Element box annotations
╔══
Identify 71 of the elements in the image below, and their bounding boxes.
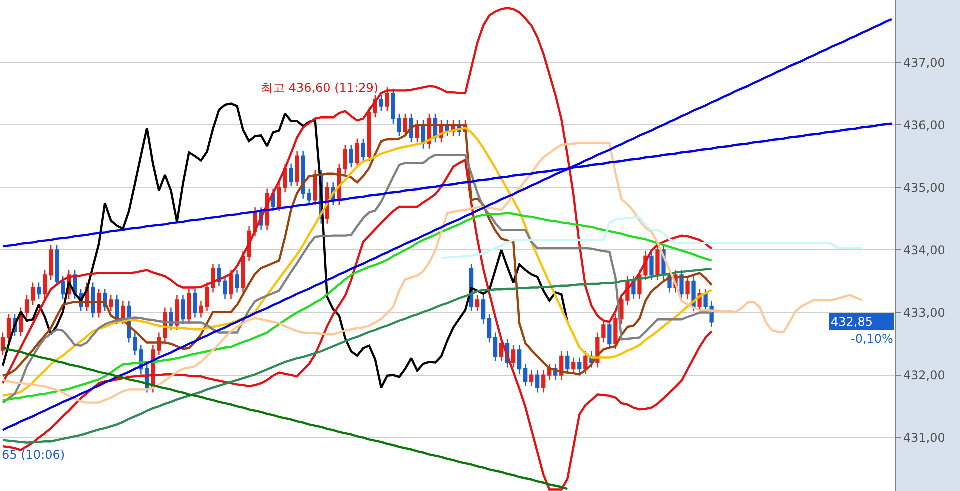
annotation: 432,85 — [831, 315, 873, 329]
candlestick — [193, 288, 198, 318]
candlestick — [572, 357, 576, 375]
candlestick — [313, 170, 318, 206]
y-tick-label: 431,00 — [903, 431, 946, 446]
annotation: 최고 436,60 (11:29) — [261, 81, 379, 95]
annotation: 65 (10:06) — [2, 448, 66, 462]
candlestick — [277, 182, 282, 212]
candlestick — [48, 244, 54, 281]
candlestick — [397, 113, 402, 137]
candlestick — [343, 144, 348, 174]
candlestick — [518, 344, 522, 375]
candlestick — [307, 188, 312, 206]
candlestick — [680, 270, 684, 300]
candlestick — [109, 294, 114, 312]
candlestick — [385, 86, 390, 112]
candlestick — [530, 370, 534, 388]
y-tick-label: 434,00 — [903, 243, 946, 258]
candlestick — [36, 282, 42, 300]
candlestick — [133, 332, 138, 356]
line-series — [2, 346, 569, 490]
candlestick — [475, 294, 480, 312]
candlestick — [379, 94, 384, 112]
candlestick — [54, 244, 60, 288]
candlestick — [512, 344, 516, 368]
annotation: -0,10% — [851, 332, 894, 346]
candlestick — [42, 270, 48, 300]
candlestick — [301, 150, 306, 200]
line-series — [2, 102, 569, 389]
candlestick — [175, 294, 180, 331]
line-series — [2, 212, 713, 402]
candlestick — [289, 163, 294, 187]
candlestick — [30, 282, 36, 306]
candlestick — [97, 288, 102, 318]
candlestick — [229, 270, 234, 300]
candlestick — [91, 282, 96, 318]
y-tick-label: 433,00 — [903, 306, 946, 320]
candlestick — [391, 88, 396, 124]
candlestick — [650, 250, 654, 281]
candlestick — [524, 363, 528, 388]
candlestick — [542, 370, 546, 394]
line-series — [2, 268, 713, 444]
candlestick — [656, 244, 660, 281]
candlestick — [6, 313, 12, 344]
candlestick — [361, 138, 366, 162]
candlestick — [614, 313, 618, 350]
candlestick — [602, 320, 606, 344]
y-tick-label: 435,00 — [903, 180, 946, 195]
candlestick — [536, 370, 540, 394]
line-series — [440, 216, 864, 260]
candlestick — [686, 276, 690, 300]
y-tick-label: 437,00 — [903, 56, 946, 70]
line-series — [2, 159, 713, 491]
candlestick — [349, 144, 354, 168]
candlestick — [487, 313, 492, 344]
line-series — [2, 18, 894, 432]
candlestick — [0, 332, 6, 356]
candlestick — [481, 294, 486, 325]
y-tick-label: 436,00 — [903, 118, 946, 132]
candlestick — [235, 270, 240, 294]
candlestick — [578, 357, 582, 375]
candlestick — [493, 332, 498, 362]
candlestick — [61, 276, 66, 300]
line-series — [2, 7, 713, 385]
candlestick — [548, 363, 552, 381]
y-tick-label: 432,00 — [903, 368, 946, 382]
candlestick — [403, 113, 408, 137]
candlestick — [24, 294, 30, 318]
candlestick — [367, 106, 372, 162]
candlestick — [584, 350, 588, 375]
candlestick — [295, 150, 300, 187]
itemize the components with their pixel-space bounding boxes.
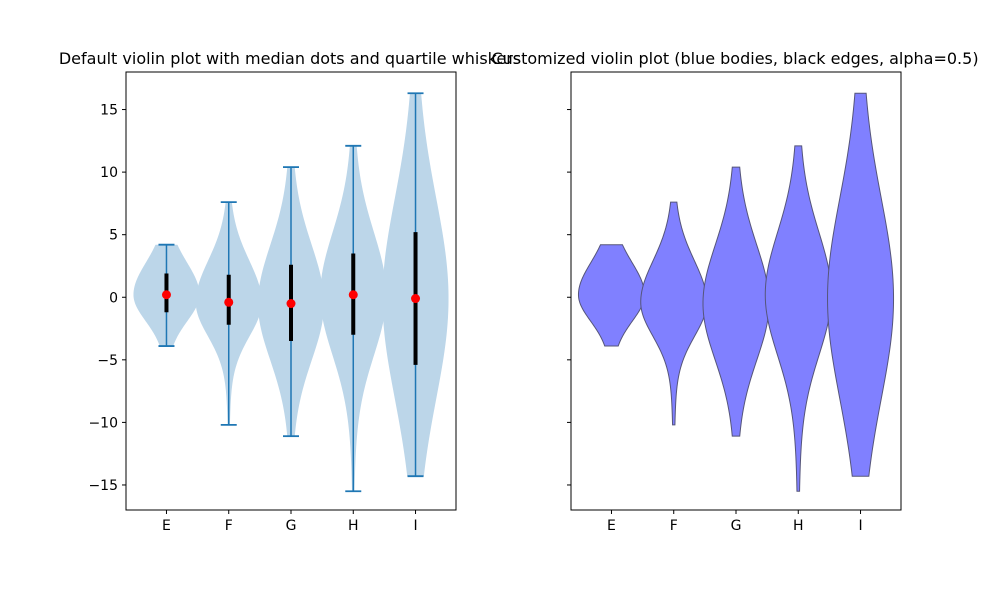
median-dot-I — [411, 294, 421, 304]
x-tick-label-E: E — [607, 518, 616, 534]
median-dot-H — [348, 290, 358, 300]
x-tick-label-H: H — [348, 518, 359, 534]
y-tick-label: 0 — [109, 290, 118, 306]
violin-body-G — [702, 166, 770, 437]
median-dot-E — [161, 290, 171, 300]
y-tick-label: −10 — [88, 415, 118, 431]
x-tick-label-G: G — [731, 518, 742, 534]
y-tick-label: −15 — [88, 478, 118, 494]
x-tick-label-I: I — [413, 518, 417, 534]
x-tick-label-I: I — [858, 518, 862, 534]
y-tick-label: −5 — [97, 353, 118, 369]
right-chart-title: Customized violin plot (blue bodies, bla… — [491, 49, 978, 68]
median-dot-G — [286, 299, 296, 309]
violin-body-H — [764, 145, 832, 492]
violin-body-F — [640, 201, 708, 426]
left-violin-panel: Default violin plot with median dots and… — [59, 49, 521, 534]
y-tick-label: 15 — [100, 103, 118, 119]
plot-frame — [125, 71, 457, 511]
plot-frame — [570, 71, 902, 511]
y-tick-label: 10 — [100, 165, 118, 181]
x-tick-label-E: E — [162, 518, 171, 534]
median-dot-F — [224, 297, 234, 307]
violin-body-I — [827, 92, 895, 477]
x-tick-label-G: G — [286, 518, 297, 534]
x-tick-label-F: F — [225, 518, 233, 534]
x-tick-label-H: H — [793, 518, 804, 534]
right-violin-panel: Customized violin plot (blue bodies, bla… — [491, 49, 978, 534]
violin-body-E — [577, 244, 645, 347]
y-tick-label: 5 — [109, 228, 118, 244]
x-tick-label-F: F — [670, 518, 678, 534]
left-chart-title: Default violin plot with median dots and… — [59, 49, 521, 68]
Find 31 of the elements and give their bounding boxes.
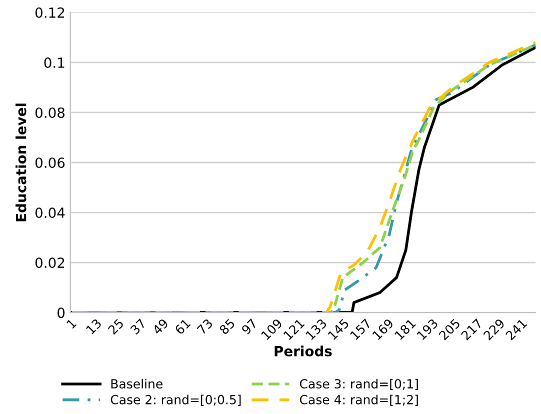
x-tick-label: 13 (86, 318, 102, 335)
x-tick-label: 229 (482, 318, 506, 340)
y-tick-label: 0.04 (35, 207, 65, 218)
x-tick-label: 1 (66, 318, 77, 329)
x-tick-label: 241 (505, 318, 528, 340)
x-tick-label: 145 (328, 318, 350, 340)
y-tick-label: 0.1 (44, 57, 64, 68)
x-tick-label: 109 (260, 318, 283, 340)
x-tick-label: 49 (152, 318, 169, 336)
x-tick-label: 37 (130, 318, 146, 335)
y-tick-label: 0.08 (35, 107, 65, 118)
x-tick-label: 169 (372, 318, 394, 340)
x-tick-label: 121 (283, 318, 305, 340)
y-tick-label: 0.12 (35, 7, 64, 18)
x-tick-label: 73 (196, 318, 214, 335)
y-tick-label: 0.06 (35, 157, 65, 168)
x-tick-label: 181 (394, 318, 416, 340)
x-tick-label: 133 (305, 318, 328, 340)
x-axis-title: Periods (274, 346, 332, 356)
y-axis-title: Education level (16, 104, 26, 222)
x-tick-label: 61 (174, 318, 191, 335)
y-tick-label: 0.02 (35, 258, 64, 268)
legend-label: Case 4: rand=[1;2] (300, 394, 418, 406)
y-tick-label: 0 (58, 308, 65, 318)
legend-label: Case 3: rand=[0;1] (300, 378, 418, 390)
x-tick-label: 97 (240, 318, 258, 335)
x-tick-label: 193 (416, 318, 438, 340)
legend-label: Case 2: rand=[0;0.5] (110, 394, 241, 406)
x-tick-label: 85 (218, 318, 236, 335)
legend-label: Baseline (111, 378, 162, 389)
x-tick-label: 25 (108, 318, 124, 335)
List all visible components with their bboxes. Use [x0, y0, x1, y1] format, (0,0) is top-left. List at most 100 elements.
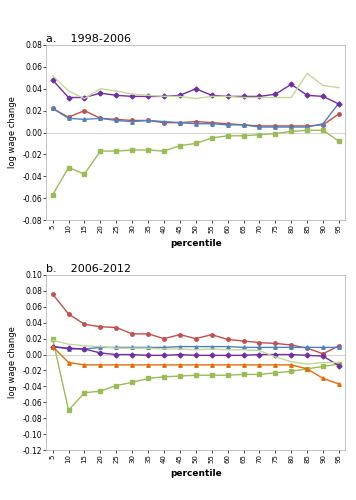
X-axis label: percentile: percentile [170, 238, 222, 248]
╚══
Could you give the stretch from the line containing "annotation: 432,85 — [831, 315, 873, 329]" through the line containing "candlestick — [61, 276, 66, 300]" as a JSON list of strings, one per line, with blank lines left out?

[
  "annotation: 432,85 — [831, 315, 873, 329]",
  "candlestick — [193, 288, 198, 318]",
  "candlestick — [572, 357, 576, 375]",
  "candlestick — [313, 170, 318, 206]",
  "y-tick-label: 431,00 — [903, 431, 946, 446]",
  "annotation: 최고 436,60 (11:29) — [261, 81, 379, 95]",
  "annotation: 65 (10:06) — [2, 448, 66, 462]",
  "candlestick — [277, 182, 282, 212]",
  "candlestick — [48, 244, 54, 281]",
  "candlestick — [397, 113, 402, 137]",
  "candlestick — [343, 144, 348, 174]",
  "candlestick — [518, 344, 522, 375]",
  "candlestick — [307, 188, 312, 206]",
  "candlestick — [680, 270, 684, 300]",
  "candlestick — [109, 294, 114, 312]",
  "candlestick — [385, 86, 390, 112]",
  "candlestick — [530, 370, 534, 388]",
  "y-tick-label: 434,00 — [903, 243, 946, 258]",
  "candlestick — [36, 282, 42, 300]",
  "candlestick — [133, 332, 138, 356]",
  "line-series — [2, 346, 569, 490]",
  "candlestick — [475, 294, 480, 312]",
  "candlestick — [379, 94, 384, 112]",
  "candlestick — [54, 244, 60, 288]",
  "candlestick — [512, 344, 516, 368]",
  "annotation: -0,10% — [851, 332, 894, 346]",
  "candlestick — [42, 270, 48, 300]",
  "candlestick — [301, 150, 306, 200]",
  "line-series — [2, 102, 569, 389]",
  "candlestick — [175, 294, 180, 331]",
  "line-series — [2, 212, 713, 402]",
  "candlestick — [289, 163, 294, 187]",
  "candlestick — [30, 282, 36, 306]",
  "candlestick — [97, 288, 102, 318]",
  "candlestick — [229, 270, 234, 300]",
  "candlestick — [91, 282, 96, 318]",
  "y-tick-label: 433,00 — [903, 306, 946, 320]",
  "candlestick — [391, 88, 396, 124]",
  "candlestick — [650, 250, 654, 281]",
  "candlestick — [524, 363, 528, 388]",
  "candlestick — [542, 370, 546, 394]",
  "line-series — [2, 268, 713, 444]",
  "candlestick — [656, 244, 660, 281]",
  "candlestick — [6, 313, 12, 344]",
  "candlestick — [361, 138, 366, 162]",
  "candlestick — [614, 313, 618, 350]",
  "candlestick — [602, 320, 606, 344]",
  "y-tick-label: 435,00 — [903, 180, 946, 195]",
  "candlestick — [536, 370, 540, 394]",
  "line-series — [440, 216, 864, 260]",
  "candlestick — [686, 276, 690, 300]",
  "y-tick-label: 437,00 — [903, 56, 946, 70]",
  "line-series — [2, 159, 713, 491]",
  "candlestick — [349, 144, 354, 168]",
  "candlestick — [487, 313, 492, 344]",
  "line-series — [2, 18, 894, 432]",
  "candlestick — [0, 332, 6, 356]",
  "candlestick — [481, 294, 486, 325]",
  "y-tick-label: 436,00 — [903, 118, 946, 132]",
  "candlestick — [235, 270, 240, 294]",
  "candlestick — [578, 357, 582, 375]",
  "candlestick — [493, 332, 498, 362]",
  "candlestick — [61, 276, 66, 300]"
]